(Dataset rows about figures)
------------------------------

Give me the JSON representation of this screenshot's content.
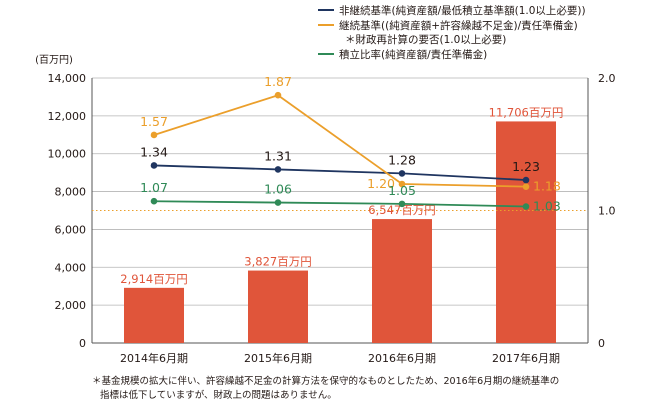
{
  "chart_data": {
    "type": "bar",
    "left_axis_unit": "(百万円)",
    "categories": [
      "2014年6月期",
      "2015年6月期",
      "2016年6月期",
      "2017年6月期"
    ],
    "ylim": [
      0,
      14000
    ],
    "y_ticks": [
      "0",
      "2,000",
      "4,000",
      "6,000",
      "8,000",
      "10,000",
      "12,000",
      "14,000"
    ],
    "y2lim": [
      0,
      2.0
    ],
    "y2_ticks": [
      "0",
      "1.0",
      "2.0"
    ],
    "reference_line_y2": 1.0,
    "bars": {
      "color": "#e0553a",
      "values": [
        2914,
        3827,
        6547,
        11706
      ],
      "labels": [
        "2,914百万円",
        "3,827百万円",
        "6,547百万円",
        "11,706百万円"
      ]
    },
    "series": [
      {
        "name": "非継続基準(純資産額/最低積立基準額(1.0以上必要))",
        "color": "#1f3560",
        "values": [
          1.34,
          1.31,
          1.28,
          1.23
        ],
        "labels": [
          "1.34",
          "1.31",
          "1.28",
          "1.23"
        ],
        "label_color": "#231815"
      },
      {
        "name": "継続基準((純資産額+許容繰越不足金)/責任準備金)",
        "name_line2": "＊財政再計算の要否(1.0以上必要)",
        "color": "#eb9f2b",
        "values": [
          1.57,
          1.87,
          1.2,
          1.18
        ],
        "labels": [
          "1.57",
          "1.87",
          "1.20",
          "1.18"
        ],
        "label_color": "#eb9f2b"
      },
      {
        "name": "積立比率(純資産額/責任準備金)",
        "color": "#2f8a57",
        "values": [
          1.07,
          1.06,
          1.05,
          1.03
        ],
        "labels": [
          "1.07",
          "1.06",
          "1.05",
          "1.03"
        ],
        "label_color": "#2f8a57"
      }
    ],
    "legend_position": "top-right",
    "grid": true
  },
  "footnote": {
    "line1": "＊基金規模の拡大に伴い、許容繰越不足金の計算方法を保守的なものとしたため、2016年6月期の継続基準の",
    "line2": "指標は低下していますが、財政上の問題はありません。"
  }
}
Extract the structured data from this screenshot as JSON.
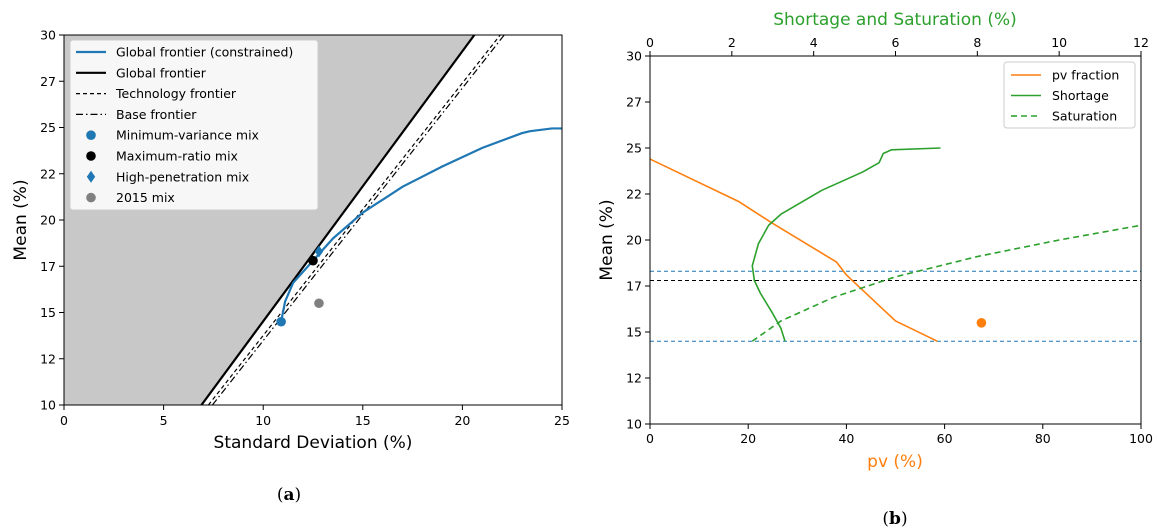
{
  "chart_data": [
    {
      "type": "line",
      "panel_label": "a",
      "xlabel": "Standard Deviation (%)",
      "ylabel": "Mean (%)",
      "xlim": [
        0,
        25
      ],
      "ylim": [
        10,
        30
      ],
      "xticks": [
        "0",
        "5",
        "10",
        "15",
        "20",
        "25"
      ],
      "yticks": [
        "10",
        "12",
        "15",
        "17",
        "20",
        "22",
        "25",
        "27",
        "30"
      ],
      "ytick_values": [
        10,
        12.5,
        15,
        17.5,
        20,
        22.5,
        25,
        27.5,
        30
      ],
      "grid": false,
      "legend_position": "top-left",
      "shaded_region": "above global frontier",
      "colors": {
        "blue": "#1f77b4",
        "black": "#000000",
        "gray": "#808080",
        "shade": "#c8c8c8"
      },
      "series": [
        {
          "name": "Global frontier (constrained)",
          "style": "solid-blue",
          "x": [
            10.9,
            11.1,
            11.5,
            12.5,
            13.5,
            15.0,
            17.0,
            19.0,
            21.0,
            23.0,
            23.4,
            24.5,
            25.0
          ],
          "y": [
            14.5,
            15.6,
            16.6,
            17.8,
            19.0,
            20.4,
            21.8,
            22.9,
            23.9,
            24.7,
            24.8,
            24.95,
            24.95
          ]
        },
        {
          "name": "Global frontier",
          "style": "solid-black",
          "x": [
            6.9,
            20.6
          ],
          "y": [
            10,
            30
          ]
        },
        {
          "name": "Technology frontier",
          "style": "dashed-black",
          "x": [
            7.25,
            21.9
          ],
          "y": [
            10,
            30
          ]
        },
        {
          "name": "Base frontier",
          "style": "dashdot-black",
          "x": [
            7.45,
            22.1
          ],
          "y": [
            10,
            30
          ]
        },
        {
          "name": "Minimum-variance mix",
          "style": "marker-circle-blue",
          "x": [
            10.9
          ],
          "y": [
            14.5
          ]
        },
        {
          "name": "Maximum-ratio mix",
          "style": "marker-circle-black",
          "x": [
            12.5
          ],
          "y": [
            17.8
          ]
        },
        {
          "name": "High-penetration mix",
          "style": "marker-diamond-blue",
          "x": [
            12.8
          ],
          "y": [
            18.3
          ]
        },
        {
          "name": "2015 mix",
          "style": "marker-circle-gray",
          "x": [
            12.8
          ],
          "y": [
            15.5
          ]
        }
      ]
    },
    {
      "type": "line",
      "panel_label": "b",
      "xlabel": "pv (%)",
      "x2label": "Shortage and Saturation (%)",
      "ylabel": "Mean (%)",
      "xlim": [
        0,
        100
      ],
      "x2lim": [
        0,
        12
      ],
      "ylim": [
        10,
        30
      ],
      "xticks": [
        "0",
        "20",
        "40",
        "60",
        "80",
        "100"
      ],
      "x2ticks": [
        "0",
        "2",
        "4",
        "6",
        "8",
        "10",
        "12"
      ],
      "yticks": [
        "10",
        "12",
        "15",
        "17",
        "20",
        "22",
        "25",
        "27",
        "30"
      ],
      "ytick_values": [
        10,
        12.5,
        15,
        17.5,
        20,
        22.5,
        25,
        27.5,
        30
      ],
      "grid": false,
      "legend_position": "top-right",
      "colors": {
        "orange": "#ff7f0e",
        "green": "#2ca02c",
        "blue": "#1f77b4",
        "black": "#000000"
      },
      "hlines": [
        {
          "y": 18.3,
          "color": "#1f77b4"
        },
        {
          "y": 17.8,
          "color": "#000000"
        },
        {
          "y": 14.5,
          "color": "#1f77b4"
        }
      ],
      "series": [
        {
          "name": "pv fraction",
          "axis": "bottom",
          "style": "solid-orange",
          "x": [
            0,
            18,
            25,
            38,
            40,
            50,
            58.5
          ],
          "y": [
            24.4,
            22.1,
            20.9,
            18.8,
            18.1,
            15.6,
            14.5
          ]
        },
        {
          "name": "Shortage",
          "axis": "top",
          "style": "solid-green",
          "x": [
            3.3,
            3.2,
            3.0,
            2.7,
            2.55,
            2.5,
            2.65,
            2.9,
            3.2,
            4.2,
            5.2,
            5.6,
            5.7,
            5.9,
            7.1
          ],
          "y": [
            14.5,
            15.2,
            16.0,
            17.1,
            17.8,
            18.6,
            19.8,
            20.8,
            21.4,
            22.7,
            23.7,
            24.2,
            24.7,
            24.9,
            25.0
          ]
        },
        {
          "name": "Saturation",
          "axis": "top",
          "style": "dashed-green",
          "x": [
            2.5,
            3.2,
            4.5,
            6.0,
            8.0,
            10.0,
            12.0
          ],
          "y": [
            14.5,
            15.6,
            16.9,
            18.0,
            19.1,
            20.0,
            20.8
          ]
        },
        {
          "name": "",
          "axis": "bottom",
          "style": "marker-circle-orange",
          "x": [
            67.5
          ],
          "y": [
            15.5
          ]
        }
      ]
    }
  ],
  "captions": {
    "a": "a",
    "b": "b"
  }
}
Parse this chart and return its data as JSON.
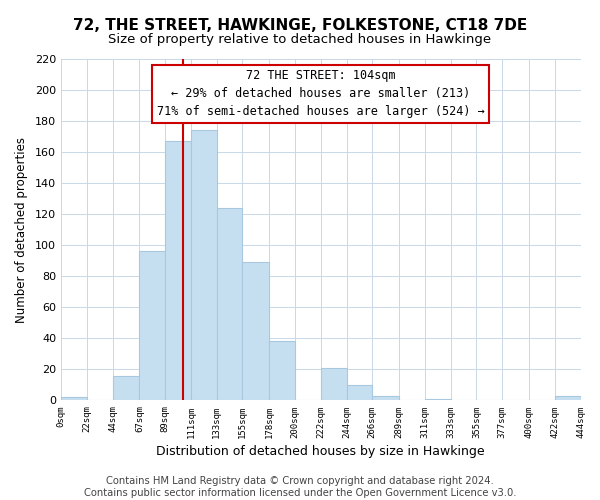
{
  "title": "72, THE STREET, HAWKINGE, FOLKESTONE, CT18 7DE",
  "subtitle": "Size of property relative to detached houses in Hawkinge",
  "xlabel": "Distribution of detached houses by size in Hawkinge",
  "ylabel": "Number of detached properties",
  "bar_left_edges": [
    0,
    22,
    44,
    67,
    89,
    111,
    133,
    155,
    178,
    200,
    222,
    244,
    266,
    289,
    311,
    333,
    355,
    377,
    400,
    422
  ],
  "bar_heights": [
    2,
    0,
    16,
    96,
    167,
    174,
    124,
    89,
    38,
    0,
    21,
    10,
    3,
    0,
    1,
    0,
    0,
    0,
    0,
    3
  ],
  "bar_widths": [
    22,
    22,
    23,
    22,
    22,
    22,
    22,
    23,
    22,
    22,
    22,
    22,
    23,
    22,
    22,
    22,
    22,
    23,
    22,
    22
  ],
  "bar_color": "#c6dff0",
  "bar_edgecolor": "#a8c8e0",
  "bar_linewidth": 0.8,
  "vline_x": 104,
  "vline_color": "#cc0000",
  "vline_linewidth": 1.5,
  "annotation_line1": "72 THE STREET: 104sqm",
  "annotation_line2": "← 29% of detached houses are smaller (213)",
  "annotation_line3": "71% of semi-detached houses are larger (524) →",
  "annotation_fontsize": 8.5,
  "tick_labels": [
    "0sqm",
    "22sqm",
    "44sqm",
    "67sqm",
    "89sqm",
    "111sqm",
    "133sqm",
    "155sqm",
    "178sqm",
    "200sqm",
    "222sqm",
    "244sqm",
    "266sqm",
    "289sqm",
    "311sqm",
    "333sqm",
    "355sqm",
    "377sqm",
    "400sqm",
    "422sqm",
    "444sqm"
  ],
  "tick_positions": [
    0,
    22,
    44,
    67,
    89,
    111,
    133,
    155,
    178,
    200,
    222,
    244,
    266,
    289,
    311,
    333,
    355,
    377,
    400,
    422,
    444
  ],
  "ylim": [
    0,
    220
  ],
  "xlim": [
    0,
    444
  ],
  "yticks": [
    0,
    20,
    40,
    60,
    80,
    100,
    120,
    140,
    160,
    180,
    200,
    220
  ],
  "grid_color": "#c8d8e8",
  "background_color": "#ffffff",
  "footer_text": "Contains HM Land Registry data © Crown copyright and database right 2024.\nContains public sector information licensed under the Open Government Licence v3.0.",
  "title_fontsize": 11,
  "subtitle_fontsize": 9.5,
  "xlabel_fontsize": 9,
  "ylabel_fontsize": 8.5,
  "footer_fontsize": 7.2
}
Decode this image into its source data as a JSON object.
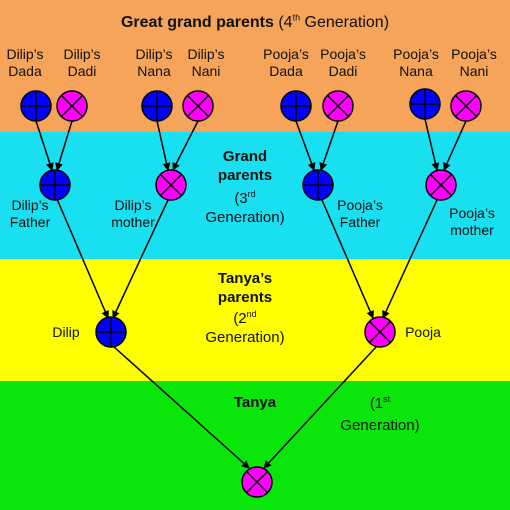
{
  "bands": {
    "gen4": {
      "title_bold": "Great grand parents",
      "open": "(4",
      "sup": "th",
      "rest": " Generation)",
      "color": "#f5a45a"
    },
    "gen3": {
      "line1": "Grand",
      "line2": "parents",
      "open": "(3",
      "sup": "rd",
      "line4": "Generation)",
      "color": "#18e0f0"
    },
    "gen2": {
      "line1": "Tanya’s",
      "line2": "parents",
      "open": "(2",
      "sup": "nd",
      "line4": "Generation)",
      "color": "#ffff00"
    },
    "gen1": {
      "name": "Tanya",
      "open": "(1",
      "sup": "st",
      "line2": "Generation)",
      "color": "#0ae60a"
    }
  },
  "colors": {
    "male": "#0000ff",
    "female": "#ff00ff"
  },
  "labels": {
    "dilips_dada": [
      "Dilip’s",
      "Dada"
    ],
    "dilips_dadi": [
      "Dilip’s",
      "Dadi"
    ],
    "dilips_nana": [
      "Dilip’s",
      "Nana"
    ],
    "dilips_nani": [
      "Dilip’s",
      "Nani"
    ],
    "poojas_dada": [
      "Pooja’s",
      "Dada"
    ],
    "poojas_dadi": [
      "Pooja’s",
      "Dadi"
    ],
    "poojas_nana": [
      "Pooja’s",
      "Nana"
    ],
    "poojas_nani": [
      "Pooja’s",
      "Nani"
    ],
    "dilips_father": [
      "Dilip’s",
      "Father"
    ],
    "dilips_mother": [
      "Dilip’s",
      "mother"
    ],
    "poojas_father": [
      "Pooja’s",
      "Father"
    ],
    "poojas_mother": [
      "Pooja’s",
      "mother"
    ],
    "dilip": "Dilip",
    "pooja": "Pooja"
  }
}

------------------------------

The records are above. How many lines in them contain the word "dashed"? Give the number alone.

= RESULT =
2